*Direction*:
Search the data for the word "JSON" and copy every line where it occurs.

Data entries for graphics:
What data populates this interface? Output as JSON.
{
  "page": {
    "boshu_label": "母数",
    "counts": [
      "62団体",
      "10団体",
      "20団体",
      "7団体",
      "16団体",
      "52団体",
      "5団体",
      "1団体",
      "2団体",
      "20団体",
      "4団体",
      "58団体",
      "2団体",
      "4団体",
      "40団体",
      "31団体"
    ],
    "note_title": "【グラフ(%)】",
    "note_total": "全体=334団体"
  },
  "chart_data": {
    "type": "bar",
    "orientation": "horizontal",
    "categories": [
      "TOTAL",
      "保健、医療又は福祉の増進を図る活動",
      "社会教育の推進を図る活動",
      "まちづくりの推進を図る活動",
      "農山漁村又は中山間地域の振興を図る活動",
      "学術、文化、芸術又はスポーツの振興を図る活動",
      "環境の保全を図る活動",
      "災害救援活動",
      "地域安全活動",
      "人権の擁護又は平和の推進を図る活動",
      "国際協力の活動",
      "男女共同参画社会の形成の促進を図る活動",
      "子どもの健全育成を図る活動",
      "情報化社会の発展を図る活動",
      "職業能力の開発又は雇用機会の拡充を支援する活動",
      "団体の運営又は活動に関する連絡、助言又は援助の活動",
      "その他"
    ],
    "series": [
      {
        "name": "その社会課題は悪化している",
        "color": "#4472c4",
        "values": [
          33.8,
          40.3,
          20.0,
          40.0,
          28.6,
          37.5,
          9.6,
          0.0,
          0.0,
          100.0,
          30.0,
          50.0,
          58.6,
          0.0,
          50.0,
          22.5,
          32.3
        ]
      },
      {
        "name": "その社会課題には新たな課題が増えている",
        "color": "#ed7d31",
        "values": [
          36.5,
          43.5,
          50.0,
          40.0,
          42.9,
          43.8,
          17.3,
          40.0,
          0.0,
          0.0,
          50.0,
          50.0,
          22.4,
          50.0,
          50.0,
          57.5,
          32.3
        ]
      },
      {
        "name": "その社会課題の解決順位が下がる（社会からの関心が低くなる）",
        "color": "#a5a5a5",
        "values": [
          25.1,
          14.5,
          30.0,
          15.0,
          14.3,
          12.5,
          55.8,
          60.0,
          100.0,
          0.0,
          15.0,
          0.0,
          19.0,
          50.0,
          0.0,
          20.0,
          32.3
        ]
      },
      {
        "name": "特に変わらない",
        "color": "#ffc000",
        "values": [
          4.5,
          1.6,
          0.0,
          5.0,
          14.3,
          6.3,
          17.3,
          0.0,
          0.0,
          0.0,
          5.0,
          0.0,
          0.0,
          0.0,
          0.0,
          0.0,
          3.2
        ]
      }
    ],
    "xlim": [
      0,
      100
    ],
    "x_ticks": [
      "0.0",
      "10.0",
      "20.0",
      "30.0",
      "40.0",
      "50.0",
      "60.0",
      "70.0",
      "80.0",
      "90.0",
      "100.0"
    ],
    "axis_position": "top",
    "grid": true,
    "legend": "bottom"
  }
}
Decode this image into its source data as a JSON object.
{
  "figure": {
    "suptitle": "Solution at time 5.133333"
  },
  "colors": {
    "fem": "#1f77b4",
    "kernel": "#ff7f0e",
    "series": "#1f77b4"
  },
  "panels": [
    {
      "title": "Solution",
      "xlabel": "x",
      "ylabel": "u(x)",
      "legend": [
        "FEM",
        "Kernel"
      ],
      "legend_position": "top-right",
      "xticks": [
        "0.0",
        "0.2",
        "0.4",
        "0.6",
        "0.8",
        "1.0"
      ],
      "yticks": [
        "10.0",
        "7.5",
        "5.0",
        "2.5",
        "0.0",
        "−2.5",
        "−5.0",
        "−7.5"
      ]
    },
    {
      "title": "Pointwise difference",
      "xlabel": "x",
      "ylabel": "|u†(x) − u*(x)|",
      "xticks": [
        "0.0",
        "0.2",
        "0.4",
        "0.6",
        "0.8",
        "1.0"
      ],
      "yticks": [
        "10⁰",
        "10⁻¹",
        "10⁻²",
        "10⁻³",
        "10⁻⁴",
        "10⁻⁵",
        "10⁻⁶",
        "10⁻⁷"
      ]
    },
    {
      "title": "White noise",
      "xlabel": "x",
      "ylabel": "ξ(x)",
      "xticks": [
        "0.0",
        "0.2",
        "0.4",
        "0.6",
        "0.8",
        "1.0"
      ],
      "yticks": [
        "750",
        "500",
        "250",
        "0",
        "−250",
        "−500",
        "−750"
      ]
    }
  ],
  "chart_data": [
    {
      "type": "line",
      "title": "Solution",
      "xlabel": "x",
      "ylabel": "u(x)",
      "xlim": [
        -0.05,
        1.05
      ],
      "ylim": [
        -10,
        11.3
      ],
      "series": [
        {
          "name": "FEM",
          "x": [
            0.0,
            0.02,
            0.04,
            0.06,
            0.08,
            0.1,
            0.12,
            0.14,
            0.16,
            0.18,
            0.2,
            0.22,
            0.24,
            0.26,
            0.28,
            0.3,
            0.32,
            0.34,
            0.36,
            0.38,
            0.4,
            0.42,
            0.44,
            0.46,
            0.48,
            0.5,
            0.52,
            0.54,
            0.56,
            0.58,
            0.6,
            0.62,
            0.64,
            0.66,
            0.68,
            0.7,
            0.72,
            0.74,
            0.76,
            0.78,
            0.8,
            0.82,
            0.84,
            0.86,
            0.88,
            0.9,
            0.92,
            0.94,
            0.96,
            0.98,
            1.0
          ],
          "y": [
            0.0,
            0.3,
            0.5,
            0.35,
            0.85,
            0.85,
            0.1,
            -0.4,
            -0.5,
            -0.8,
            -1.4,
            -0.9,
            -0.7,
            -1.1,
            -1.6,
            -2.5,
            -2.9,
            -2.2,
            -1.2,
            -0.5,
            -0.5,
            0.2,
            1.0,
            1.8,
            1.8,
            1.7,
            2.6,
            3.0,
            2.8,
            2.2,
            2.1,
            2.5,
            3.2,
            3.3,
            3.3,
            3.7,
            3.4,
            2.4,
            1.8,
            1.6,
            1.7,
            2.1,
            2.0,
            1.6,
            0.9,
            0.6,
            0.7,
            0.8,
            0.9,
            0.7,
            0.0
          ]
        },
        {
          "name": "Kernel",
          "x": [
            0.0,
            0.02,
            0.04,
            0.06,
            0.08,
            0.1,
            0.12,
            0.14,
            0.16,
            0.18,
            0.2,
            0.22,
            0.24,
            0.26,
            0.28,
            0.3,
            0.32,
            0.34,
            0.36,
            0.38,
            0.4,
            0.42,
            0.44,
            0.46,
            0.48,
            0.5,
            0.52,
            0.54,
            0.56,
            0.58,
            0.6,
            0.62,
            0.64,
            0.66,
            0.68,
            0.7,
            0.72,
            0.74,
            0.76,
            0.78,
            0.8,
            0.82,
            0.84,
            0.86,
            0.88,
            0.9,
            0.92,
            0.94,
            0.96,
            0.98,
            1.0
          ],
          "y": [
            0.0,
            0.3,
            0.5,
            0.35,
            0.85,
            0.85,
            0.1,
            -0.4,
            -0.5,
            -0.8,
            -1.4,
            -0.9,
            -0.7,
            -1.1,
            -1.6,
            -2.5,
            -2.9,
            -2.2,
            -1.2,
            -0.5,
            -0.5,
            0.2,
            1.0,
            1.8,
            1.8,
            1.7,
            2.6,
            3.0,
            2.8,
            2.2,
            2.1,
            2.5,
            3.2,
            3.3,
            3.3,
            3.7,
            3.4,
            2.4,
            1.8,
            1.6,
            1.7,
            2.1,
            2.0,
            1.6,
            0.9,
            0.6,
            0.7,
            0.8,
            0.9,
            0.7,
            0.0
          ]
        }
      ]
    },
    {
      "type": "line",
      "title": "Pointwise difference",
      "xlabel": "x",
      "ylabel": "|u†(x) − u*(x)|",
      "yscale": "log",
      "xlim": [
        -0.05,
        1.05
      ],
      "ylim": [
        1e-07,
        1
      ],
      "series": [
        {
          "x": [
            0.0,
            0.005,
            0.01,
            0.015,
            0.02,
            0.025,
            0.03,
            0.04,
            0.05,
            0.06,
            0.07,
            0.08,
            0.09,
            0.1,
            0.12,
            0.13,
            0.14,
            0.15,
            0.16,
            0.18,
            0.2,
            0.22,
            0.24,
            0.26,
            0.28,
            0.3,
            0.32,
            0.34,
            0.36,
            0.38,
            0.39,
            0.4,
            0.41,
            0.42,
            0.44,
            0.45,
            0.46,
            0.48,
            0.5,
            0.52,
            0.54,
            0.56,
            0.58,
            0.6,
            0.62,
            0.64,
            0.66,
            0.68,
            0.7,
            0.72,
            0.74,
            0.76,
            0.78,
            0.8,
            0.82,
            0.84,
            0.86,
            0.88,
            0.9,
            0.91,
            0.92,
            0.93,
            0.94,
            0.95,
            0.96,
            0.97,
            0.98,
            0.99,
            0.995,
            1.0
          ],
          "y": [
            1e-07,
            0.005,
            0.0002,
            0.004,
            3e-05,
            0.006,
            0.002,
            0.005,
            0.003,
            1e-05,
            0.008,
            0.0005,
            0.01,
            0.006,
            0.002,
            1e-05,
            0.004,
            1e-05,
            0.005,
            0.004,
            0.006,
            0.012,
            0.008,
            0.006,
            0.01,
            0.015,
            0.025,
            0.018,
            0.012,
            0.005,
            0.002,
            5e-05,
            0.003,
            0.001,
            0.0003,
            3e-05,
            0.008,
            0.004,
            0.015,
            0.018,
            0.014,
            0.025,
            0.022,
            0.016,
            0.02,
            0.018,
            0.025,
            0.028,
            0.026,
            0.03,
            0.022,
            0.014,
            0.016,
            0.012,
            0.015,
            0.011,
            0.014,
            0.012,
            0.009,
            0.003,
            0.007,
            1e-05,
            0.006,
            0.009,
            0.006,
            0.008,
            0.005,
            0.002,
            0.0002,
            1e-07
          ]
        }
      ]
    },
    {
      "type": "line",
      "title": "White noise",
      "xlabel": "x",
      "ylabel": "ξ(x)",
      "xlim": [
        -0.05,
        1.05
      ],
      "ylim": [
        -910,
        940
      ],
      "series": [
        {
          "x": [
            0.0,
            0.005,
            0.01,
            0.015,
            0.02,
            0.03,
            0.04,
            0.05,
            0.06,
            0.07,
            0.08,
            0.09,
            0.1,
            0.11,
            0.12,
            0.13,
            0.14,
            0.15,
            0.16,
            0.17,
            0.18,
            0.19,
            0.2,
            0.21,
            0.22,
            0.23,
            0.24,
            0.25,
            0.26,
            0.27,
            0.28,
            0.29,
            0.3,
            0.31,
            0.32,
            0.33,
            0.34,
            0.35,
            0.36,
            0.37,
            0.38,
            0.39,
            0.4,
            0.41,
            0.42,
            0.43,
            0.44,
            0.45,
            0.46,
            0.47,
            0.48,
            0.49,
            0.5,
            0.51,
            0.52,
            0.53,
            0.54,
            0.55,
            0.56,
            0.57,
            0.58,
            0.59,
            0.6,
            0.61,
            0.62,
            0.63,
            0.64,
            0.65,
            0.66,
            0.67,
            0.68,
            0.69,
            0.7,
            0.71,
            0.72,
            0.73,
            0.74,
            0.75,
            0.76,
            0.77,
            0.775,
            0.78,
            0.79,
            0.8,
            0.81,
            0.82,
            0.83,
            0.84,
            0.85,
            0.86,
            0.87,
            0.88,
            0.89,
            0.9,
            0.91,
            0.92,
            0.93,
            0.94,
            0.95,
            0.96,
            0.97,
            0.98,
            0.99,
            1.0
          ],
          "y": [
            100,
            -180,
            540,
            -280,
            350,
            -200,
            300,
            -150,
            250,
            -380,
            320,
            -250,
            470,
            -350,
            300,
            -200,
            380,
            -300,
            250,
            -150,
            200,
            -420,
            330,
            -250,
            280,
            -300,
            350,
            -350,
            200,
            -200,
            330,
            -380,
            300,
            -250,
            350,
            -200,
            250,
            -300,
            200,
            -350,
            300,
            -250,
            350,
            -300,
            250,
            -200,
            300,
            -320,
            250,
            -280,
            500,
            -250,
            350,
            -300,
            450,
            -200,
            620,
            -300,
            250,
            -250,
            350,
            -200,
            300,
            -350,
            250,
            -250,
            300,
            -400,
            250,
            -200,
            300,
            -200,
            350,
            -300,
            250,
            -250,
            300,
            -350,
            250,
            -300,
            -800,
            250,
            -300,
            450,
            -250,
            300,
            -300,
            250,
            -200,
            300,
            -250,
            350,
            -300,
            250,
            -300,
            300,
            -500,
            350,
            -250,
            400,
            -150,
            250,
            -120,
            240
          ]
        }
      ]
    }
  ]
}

*Completed task*:
What data populates this interface? Output as JSON.
Decode this image into its source data as a JSON object.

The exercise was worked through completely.